◆ **Material to process**
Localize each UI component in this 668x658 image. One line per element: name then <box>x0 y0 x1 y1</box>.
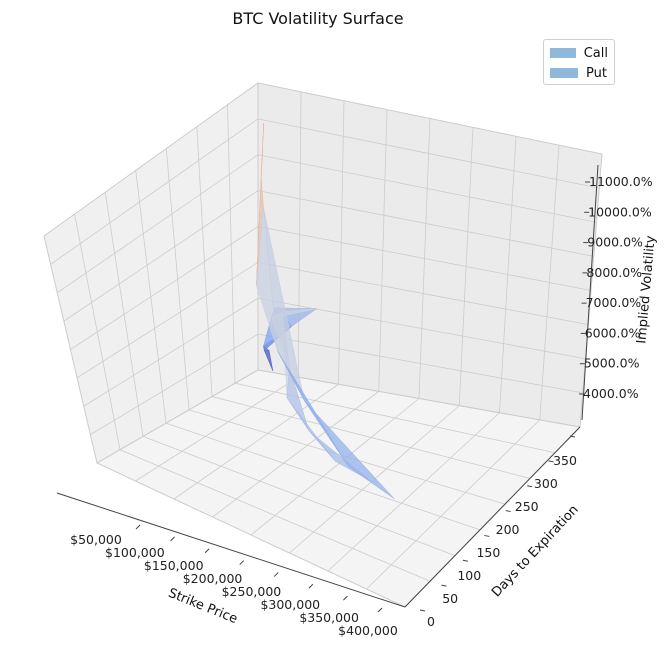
y-tick-label: 0 <box>427 614 435 629</box>
z-tick-label: 10000.0% <box>588 204 652 219</box>
left-gridline-z <box>76 262 259 379</box>
z-tick-label: 7000.0% <box>586 295 642 310</box>
z-axis-line <box>581 164 599 421</box>
z-tick-label: 4000.0% <box>583 386 639 401</box>
left-gridline-z <box>63 190 259 322</box>
floor-gridline-x <box>327 412 500 572</box>
legend-item-put: Put <box>550 63 608 83</box>
surface-patch-call <box>308 430 371 482</box>
x-tick-label: $400,000 <box>338 623 398 638</box>
x-tick-label: $200,000 <box>183 571 243 586</box>
legend-swatch-put <box>550 68 578 78</box>
x-tick-label: $50,000 <box>70 532 122 547</box>
back-gridline-z <box>257 118 600 189</box>
back-pane <box>257 82 603 428</box>
x-tick-label: $100,000 <box>105 545 165 560</box>
floor-gridline-x <box>135 376 299 482</box>
legend-item-call: Call <box>550 43 608 63</box>
left-gridline-z <box>70 226 259 350</box>
y-tick-label: 250 <box>515 499 539 514</box>
x-tick-label: $250,000 <box>222 584 282 599</box>
chart-title: BTC Volatility Surface <box>232 9 403 28</box>
x-tick-mark <box>204 548 210 554</box>
back-gridline-z <box>257 190 594 257</box>
y-tick-mark <box>569 435 576 438</box>
x-tick-label: $300,000 <box>260 597 320 612</box>
floor-gridline-x <box>173 383 339 500</box>
back-gridline-z <box>257 226 592 291</box>
z-tick-label: 8000.0% <box>586 265 642 280</box>
back-gridline-z <box>257 261 589 326</box>
y-tick-mark <box>419 609 426 612</box>
y-tick-label: 50 <box>442 591 458 606</box>
floor-gridline-x <box>212 391 379 518</box>
y-axis-line <box>404 426 581 608</box>
y-tick-label: 350 <box>553 453 577 468</box>
grid-lines <box>43 82 603 608</box>
x-tick-mark <box>135 524 141 530</box>
z-axis-label: Implied Volatility <box>634 235 658 345</box>
surface-patch-put <box>304 400 395 500</box>
back-gridline-z <box>257 333 583 394</box>
axes-lines <box>56 164 599 608</box>
z-tick-label: 11000.0% <box>589 174 653 189</box>
floor-gridline-x <box>250 398 420 536</box>
floor-gridline-x <box>366 419 541 590</box>
z-tick-label: 5000.0% <box>584 356 640 371</box>
x-tick-label: $150,000 <box>144 558 204 573</box>
x-tick-mark <box>308 583 314 589</box>
x-axis-line <box>56 492 406 608</box>
y-tick-label: 100 <box>457 568 481 583</box>
back-gridline-z <box>257 154 597 223</box>
legend-label-put: Put <box>586 65 607 81</box>
legend: Call Put <box>543 39 615 85</box>
surface-patches <box>256 123 395 500</box>
left-gridline-z <box>83 297 259 407</box>
y-tick-mark <box>484 534 490 537</box>
y-tick-label: 300 <box>534 476 558 491</box>
tick-labels: $50,000$100,000$150,000$200,000$250,000$… <box>70 174 653 638</box>
left-gridline-z <box>50 118 259 265</box>
left-gridline-z <box>96 369 259 464</box>
x-tick-mark <box>343 595 348 601</box>
y-tick-mark <box>441 584 447 587</box>
y-tick-mark <box>462 559 468 562</box>
back-gridline-z <box>257 369 581 428</box>
x-tick-label: $350,000 <box>299 610 359 625</box>
x-tick-mark <box>170 536 175 542</box>
left-gridline-z <box>43 82 259 237</box>
z-tick-label: 6000.0% <box>585 325 641 340</box>
legend-label-call: Call <box>583 45 608 61</box>
left-gridline-z <box>90 333 259 435</box>
y-tick-label: 200 <box>496 522 520 537</box>
z-tick-label: 9000.0% <box>587 235 643 250</box>
y-axis-label: Days to Expiration <box>489 502 582 600</box>
x-tick-mark <box>239 560 245 565</box>
y-tick-label: 150 <box>476 545 500 560</box>
y-tick-mark <box>548 460 554 463</box>
y-tick-mark <box>505 510 511 513</box>
y-tick-mark <box>527 485 533 488</box>
x-tick-mark <box>377 607 383 613</box>
legend-swatch-call <box>550 48 576 58</box>
back-gridline-z <box>257 82 603 155</box>
x-tick-mark <box>273 572 279 577</box>
left-gridline-z <box>57 154 259 294</box>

◆ **Set problem**
Reproduce the lines verbatim, starting at the line that contains "y-tick-label: 0 <box>427 614 435 629</box>" and ending with the line that contains "floor-gridline-x <box>212 391 379 518</box>", both included.

◆ **Completed exercise**
y-tick-label: 0 <box>427 614 435 629</box>
z-tick-label: 10000.0% <box>588 204 652 219</box>
left-gridline-z <box>76 262 259 379</box>
z-tick-label: 7000.0% <box>586 295 642 310</box>
z-axis-line <box>581 164 599 421</box>
z-tick-label: 4000.0% <box>583 386 639 401</box>
left-gridline-z <box>63 190 259 322</box>
floor-gridline-x <box>327 412 500 572</box>
legend-item-put: Put <box>550 63 608 83</box>
surface-patch-call <box>308 430 371 482</box>
x-tick-label: $400,000 <box>338 623 398 638</box>
x-tick-label: $200,000 <box>183 571 243 586</box>
legend-swatch-put <box>550 68 578 78</box>
x-tick-label: $50,000 <box>70 532 122 547</box>
back-gridline-z <box>257 118 600 189</box>
back-pane <box>257 82 603 428</box>
x-tick-label: $100,000 <box>105 545 165 560</box>
floor-gridline-x <box>135 376 299 482</box>
legend-item-call: Call <box>550 43 608 63</box>
left-gridline-z <box>70 226 259 350</box>
y-tick-label: 250 <box>515 499 539 514</box>
x-tick-label: $250,000 <box>222 584 282 599</box>
chart-title: BTC Volatility Surface <box>232 9 403 28</box>
x-tick-mark <box>204 548 210 554</box>
back-gridline-z <box>257 190 594 257</box>
y-tick-mark <box>569 435 576 438</box>
x-tick-label: $300,000 <box>260 597 320 612</box>
floor-gridline-x <box>173 383 339 500</box>
back-gridline-z <box>257 226 592 291</box>
z-tick-label: 8000.0% <box>586 265 642 280</box>
back-gridline-z <box>257 261 589 326</box>
y-tick-mark <box>419 609 426 612</box>
y-tick-label: 50 <box>442 591 458 606</box>
floor-gridline-x <box>212 391 379 518</box>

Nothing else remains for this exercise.